▸ **ACTION ITEM**
With the images omitted, return all of the entries exactly as they stand.

▸ **DATA UNDER STUDY**

● ● ● ●

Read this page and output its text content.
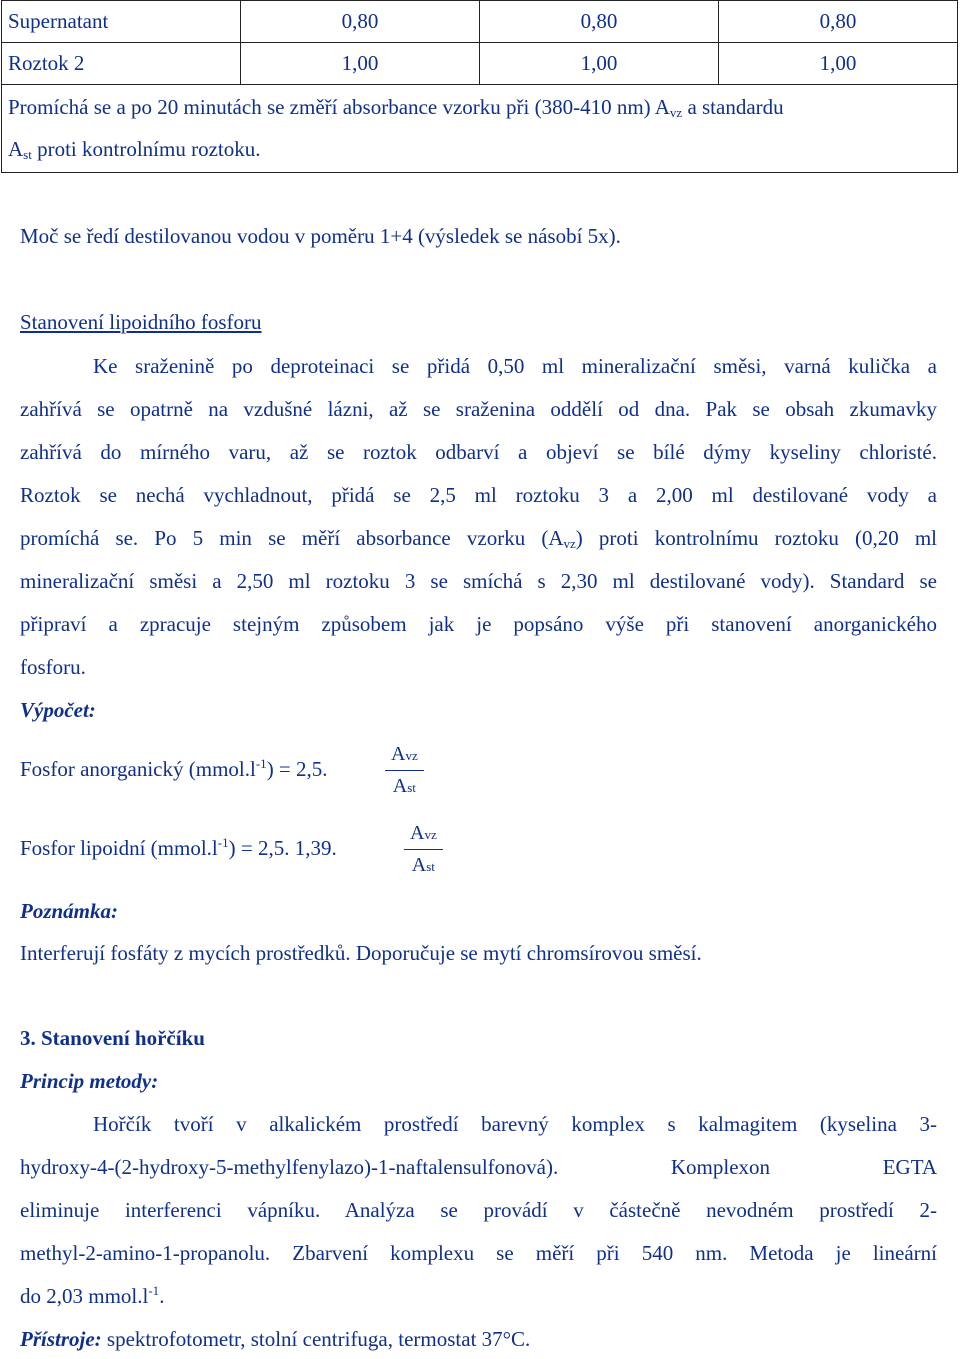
Supernatant	0,80	0,80	0,80
Roztok 2	1,00	1,00	1,00
Promíchá se a po 20 minutách se změří absorbance vzorku při (380-410 nm) $A_{vz}$ a standardu
$A_{st}$ proti kontrolnímu roztoku.			
Moč se ředí destilovanou vodou v poměru 1+4 (výsledek se násobí 5x).
Stanovení lipoidního fosforu
Ke sraženině po deproteinaci se přidá 0,50 ml mineralizační směsi, varná kulička a
zahřívá se opatrně na vzdušné lázni, až se sraženina oddělí od dna. Pak se obsah zkumavky
zahřívá do mírného varu, až se roztok odbarví a objeví se bílé dýmy kyseliny chloristé.
Roztok se nechá vychladnout, přidá se 2,5 ml roztoku 3 a 2,00 ml destilované vody a
promíchá se. Po 5 min se měří absorbance vzorku $(A_{vz})$ proti kontrolnímu roztoku (0,20 ml
mineralizační směsi a 2,50 ml roztoku 3 se smíchá s 2,30 ml destilované vody). Standard se
připraví a zpracuje stejným způsobem jak je popsáno výše při stanovení anorganického
fosforu.
Výpočet:
Fosfor anorganický $(mmol.l^{-1}) = 2,5$.
Avz
Ast
Fosfor lipoidní $(mmol.l^{-1}) = 2,5$. 1,39.
Avz
Ast
Poznámka:
Interferují fosfáty z mycích prostředků. Doporučuje se mytí chromsírovou směsí.
3. Stanovení hořčíku
Princip metody:
Hořčík tvoří v alkalickém prostředí barevný komplex s kalmagitem (kyselina 3-
hydroxy-4-(2-hydroxy-5-methylfenylazo)-1-naftalensulfonová). Komplexon EGTA
eliminuje interferenci vápníku. Analýza se provádí v částečně nevodném prostředí 2-
methyl-2-amino-1-propanolu. Zbarvení komplexu se měří při 540 nm. Metoda je lineární
do 2,03 $mmol.l^{-1}$.
Přístroje: spektrofotometr, stolní centrifuga, termostat 37°C.
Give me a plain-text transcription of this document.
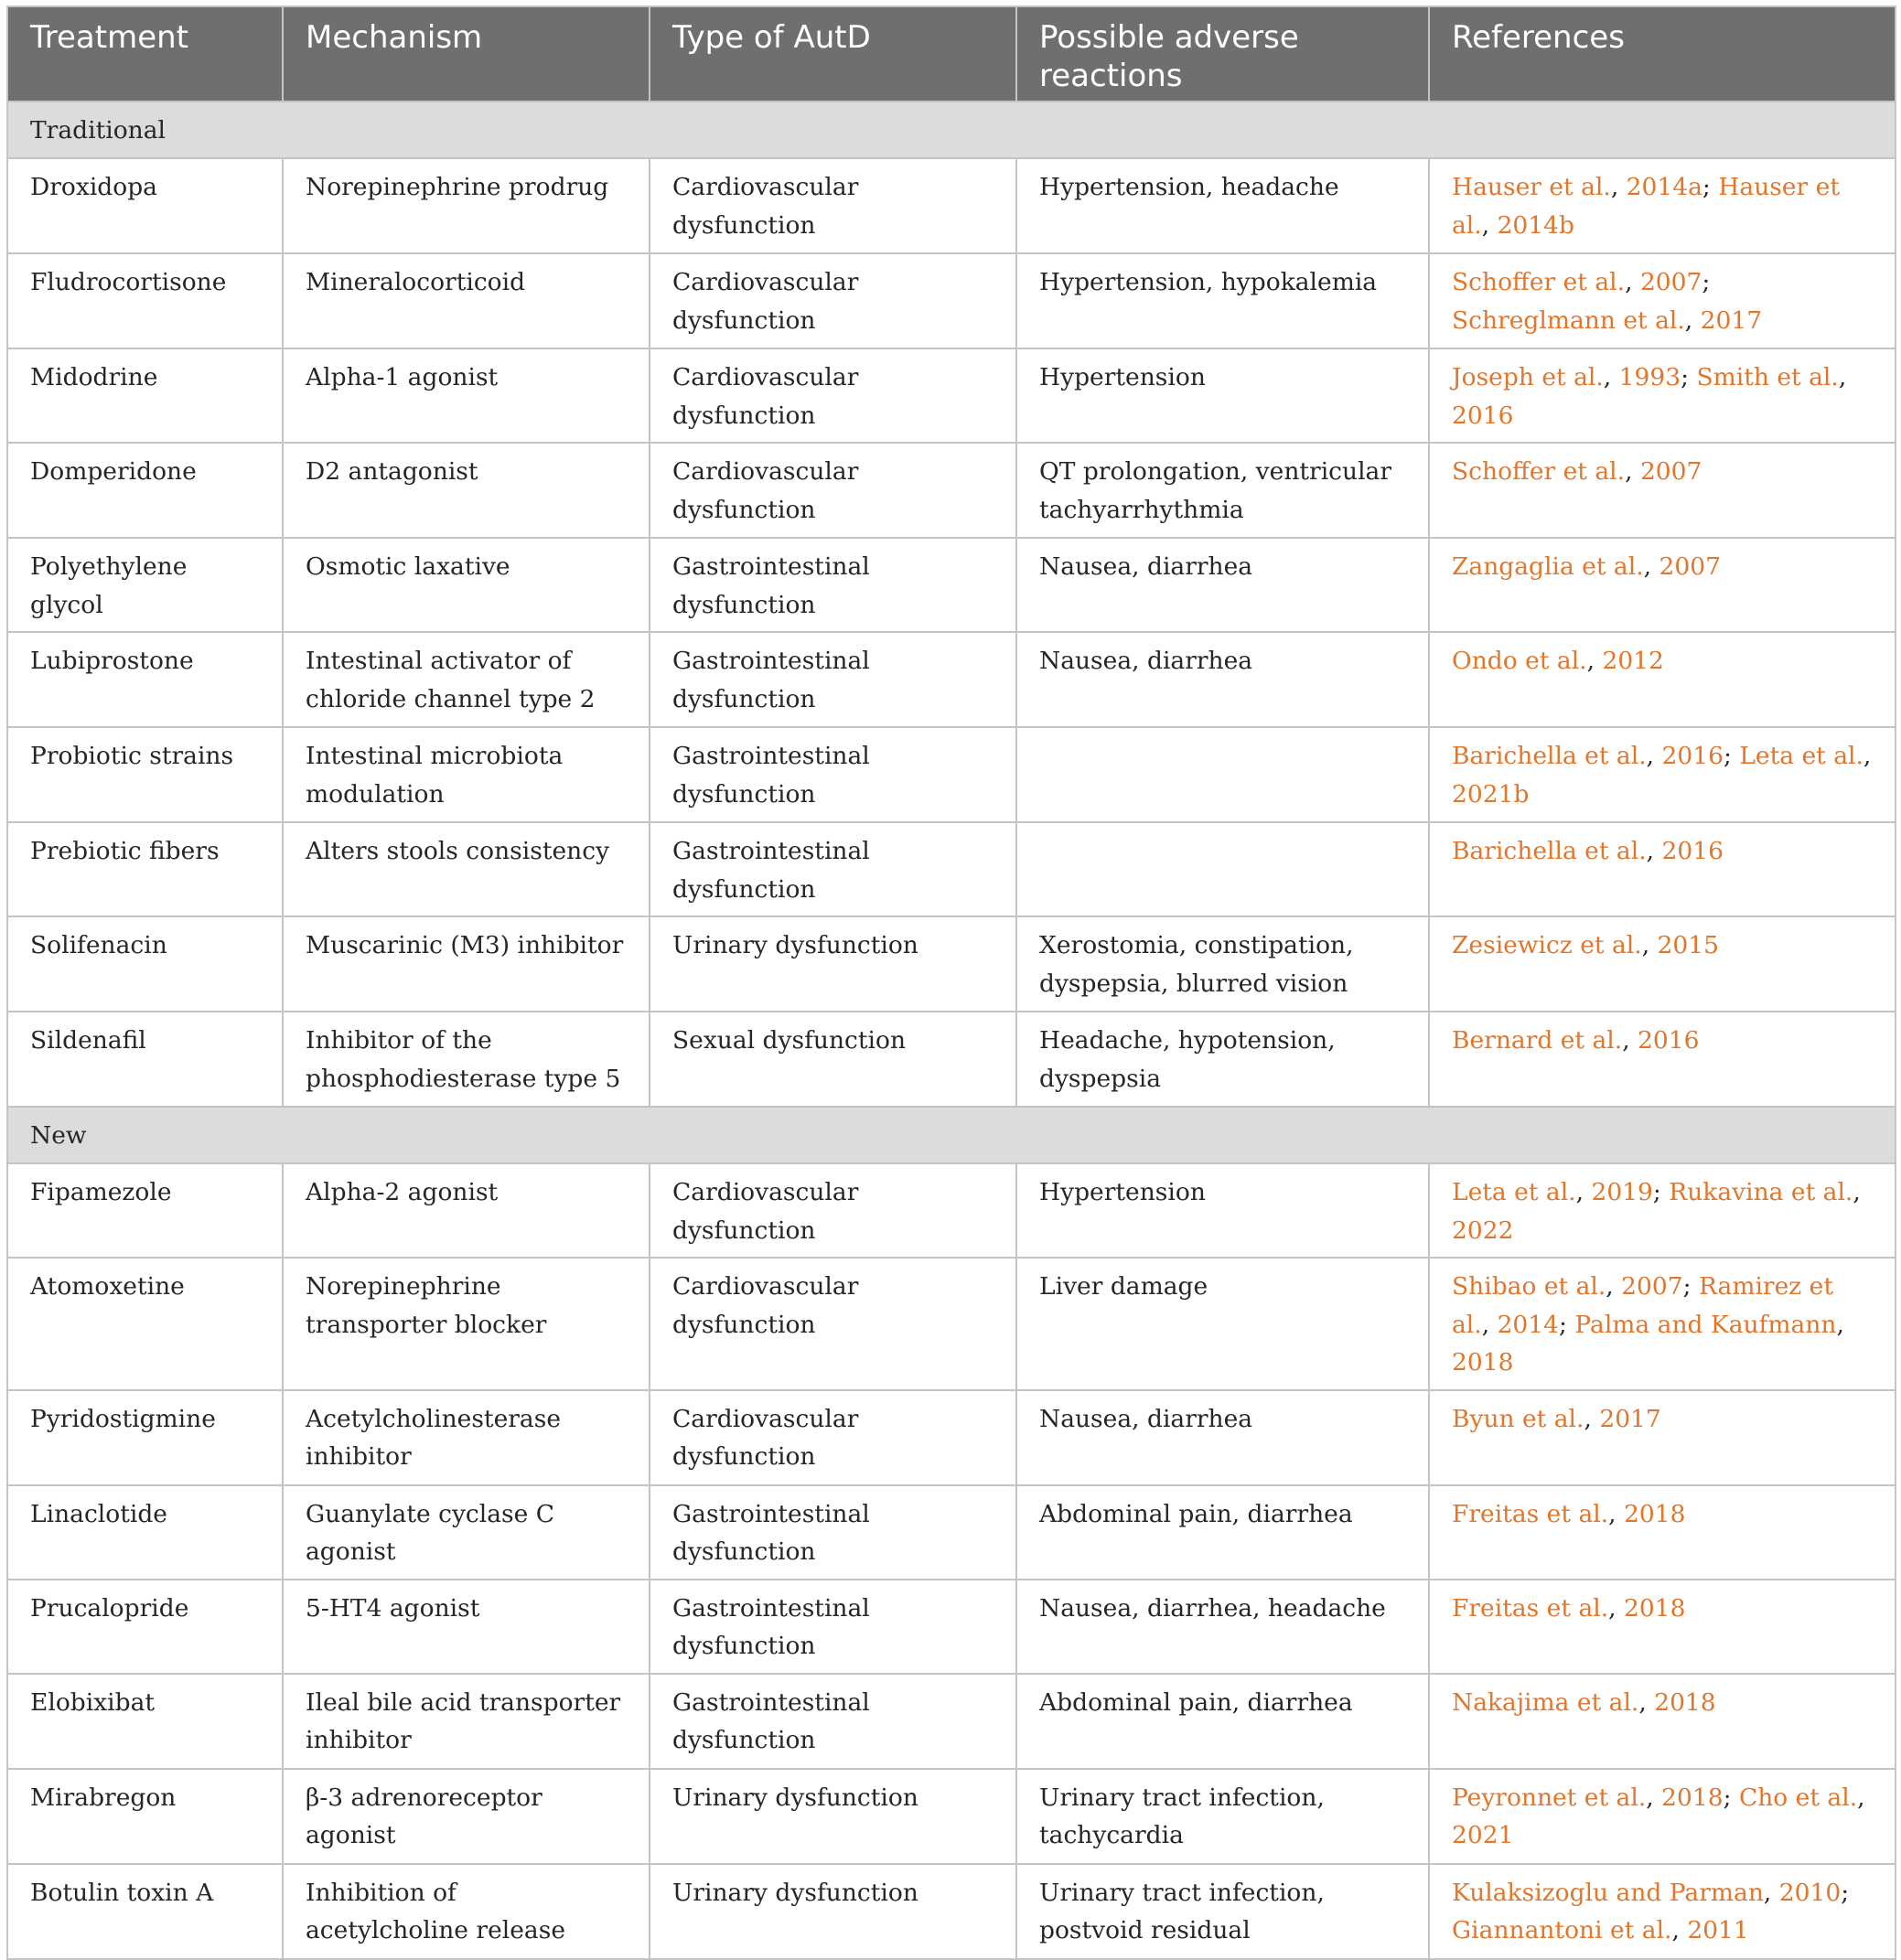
Treatment	Mechanism	Type of AutD	Possible adverse reactions	References
Traditional				
Droxidopa	Norepinephrine prodrug	Cardiovascular dysfunction	Hypertension, headache	Hauser et al., 2014a; Hauser et al., 2014b
Fludrocortisone	Mineralocorticoid	Cardiovascular dysfunction	Hypertension, hypokalemia	Schoffer et al., 2007; Schreglmann et al., 2017
Midodrine	Alpha-1 agonist	Cardiovascular dysfunction	Hypertension	Joseph et al., 1993; Smith et al., 2016
Domperidone	D2 antagonist	Cardiovascular dysfunction	QT prolongation, ventricular tachyarrhythmia	Schoffer et al., 2007
Polyethylene glycol	Osmotic laxative	Gastrointestinal dysfunction	Nausea, diarrhea	Zangaglia et al., 2007
Lubiprostone	Intestinal activator of chloride channel type 2	Gastrointestinal dysfunction	Nausea, diarrhea	Ondo et al., 2012
Probiotic strains	Intestinal microbiota modulation	Gastrointestinal dysfunction		Barichella et al., 2016; Leta et al., 2021b
Prebiotic fibers	Alters stools consistency	Gastrointestinal dysfunction		Barichella et al., 2016
Solifenacin	Muscarinic (M3) inhibitor	Urinary dysfunction	Xerostomia, constipation, dyspepsia, blurred vision	Zesiewicz et al., 2015
Sildenafil	Inhibitor of the phosphodiesterase type 5	Sexual dysfunction	Headache, hypotension, dyspepsia	Bernard et al., 2016
New				
Fipamezole	Alpha-2 agonist	Cardiovascular dysfunction	Hypertension	Leta et al., 2019; Rukavina et al., 2022
Atomoxetine	Norepinephrine transporter blocker	Cardiovascular dysfunction	Liver damage	Shibao et al., 2007; Ramirez et al., 2014; Palma and Kaufmann, 2018
Pyridostigmine	Acetylcholinesterase inhibitor	Cardiovascular dysfunction	Nausea, diarrhea	Byun et al., 2017
Linaclotide	Guanylate cyclase C agonist	Gastrointestinal dysfunction	Abdominal pain, diarrhea	Freitas et al., 2018
Prucalopride	5-HT4 agonist	Gastrointestinal dysfunction	Nausea, diarrhea, headache	Freitas et al., 2018
Elobixibat	Ileal bile acid transporter inhibitor	Gastrointestinal dysfunction	Abdominal pain, diarrhea	Nakajima et al., 2018
Mirabregon	β-3 adrenoreceptor agonist	Urinary dysfunction	Urinary tract infection, tachycardia	Peyronnet et al., 2018; Cho et al., 2021
Botulin toxin A	Inhibition of acetylcholine release	Urinary dysfunction	Urinary tract infection, postvoid residual	Kulaksizoglu and Parman, 2010; Giannantoni et al., 2011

● ● ● ●

▸ **OUTPUT OF THE EXERCISE**
Read this page and output its text content.
Supernatant	0,80	0,80	0,80
Roztok 2	1,00	1,00	1,00
Promíchá se a po 20 minutách se změří absorbance vzorku při (380-410 nm) $A_{vz}$ a standardu
$A_{st}$ proti kontrolnímu roztoku.			
Moč se ředí destilovanou vodou v poměru 1+4 (výsledek se násobí 5x).
Stanovení lipoidního fosforu
Ke sraženině po deproteinaci se přidá 0,50 ml mineralizační směsi, varná kulička a
zahřívá se opatrně na vzdušné lázni, až se sraženina oddělí od dna. Pak se obsah zkumavky
zahřívá do mírného varu, až se roztok odbarví a objeví se bílé dýmy kyseliny chloristé.
Roztok se nechá vychladnout, přidá se 2,5 ml roztoku 3 a 2,00 ml destilované vody a
promíchá se. Po 5 min se měří absorbance vzorku $(A_{vz})$ proti kontrolnímu roztoku (0,20 ml
mineralizační směsi a 2,50 ml roztoku 3 se smíchá s 2,30 ml destilované vody). Standard se
připraví a zpracuje stejným způsobem jak je popsáno výše při stanovení anorganického
fosforu.
Výpočet:
Fosfor anorganický $(mmol.l^{-1}) = 2,5$.
Avz
Ast
Fosfor lipoidní $(mmol.l^{-1}) = 2,5$. 1,39.
Avz
Ast
Poznámka:
Interferují fosfáty z mycích prostředků. Doporučuje se mytí chromsírovou směsí.
3. Stanovení hořčíku
Princip metody:
Hořčík tvoří v alkalickém prostředí barevný komplex s kalmagitem (kyselina 3-
hydroxy-4-(2-hydroxy-5-methylfenylazo)-1-naftalensulfonová). Komplexon EGTA
eliminuje interferenci vápníku. Analýza se provádí v částečně nevodném prostředí 2-
methyl-2-amino-1-propanolu. Zbarvení komplexu se měří při 540 nm. Metoda je lineární
do 2,03 $mmol.l^{-1}$.
Přístroje: spektrofotometr, stolní centrifuga, termostat 37°C.
Give me a plain-text transcription of this document.
Treatment	Mechanism	Type of AutD	Possible adverse reactions	References
Traditional				
Droxidopa	Norepinephrine prodrug	Cardiovascular dysfunction	Hypertension, headache	Hauser et al., 2014a; Hauser et al., 2014b
Fludrocortisone	Mineralocorticoid	Cardiovascular dysfunction	Hypertension, hypokalemia	Schoffer et al., 2007; Schreglmann et al., 2017
Midodrine	Alpha-1 agonist	Cardiovascular dysfunction	Hypertension	Joseph et al., 1993; Smith et al., 2016
Domperidone	D2 antagonist	Cardiovascular dysfunction	QT prolongation, ventricular tachyarrhythmia	Schoffer et al., 2007
Polyethylene glycol	Osmotic laxative	Gastrointestinal dysfunction	Nausea, diarrhea	Zangaglia et al., 2007
Lubiprostone	Intestinal activator of chloride channel type 2	Gastrointestinal dysfunction	Nausea, diarrhea	Ondo et al., 2012
Probiotic strains	Intestinal microbiota modulation	Gastrointestinal dysfunction		Barichella et al., 2016; Leta et al., 2021b
Prebiotic fibers	Alters stools consistency	Gastrointestinal dysfunction		Barichella et al., 2016
Solifenacin	Muscarinic (M3) inhibitor	Urinary dysfunction	Xerostomia, constipation, dyspepsia, blurred vision	Zesiewicz et al., 2015
Sildenafil	Inhibitor of the phosphodiesterase type 5	Sexual dysfunction	Headache, hypotension, dyspepsia	Bernard et al., 2016
New				
Fipamezole	Alpha-2 agonist	Cardiovascular dysfunction	Hypertension	Leta et al., 2019; Rukavina et al., 2022
Atomoxetine	Norepinephrine transporter blocker	Cardiovascular dysfunction	Liver damage	Shibao et al., 2007; Ramirez et al., 2014; Palma and Kaufmann, 2018
Pyridostigmine	Acetylcholinesterase inhibitor	Cardiovascular dysfunction	Nausea, diarrhea	Byun et al., 2017
Linaclotide	Guanylate cyclase C agonist	Gastrointestinal dysfunction	Abdominal pain, diarrhea	Freitas et al., 2018
Prucalopride	5-HT4 agonist	Gastrointestinal dysfunction	Nausea, diarrhea, headache	Freitas et al., 2018
Elobixibat	Ileal bile acid transporter inhibitor	Gastrointestinal dysfunction	Abdominal pain, diarrhea	Nakajima et al., 2018
Mirabregon	β-3 adrenoreceptor agonist	Urinary dysfunction	Urinary tract infection, tachycardia	Peyronnet et al., 2018; Cho et al., 2021
Botulin toxin A	Inhibition of acetylcholine release	Urinary dysfunction	Urinary tract infection, postvoid residual	Kulaksizoglu and Parman, 2010; Giannantoni et al., 2011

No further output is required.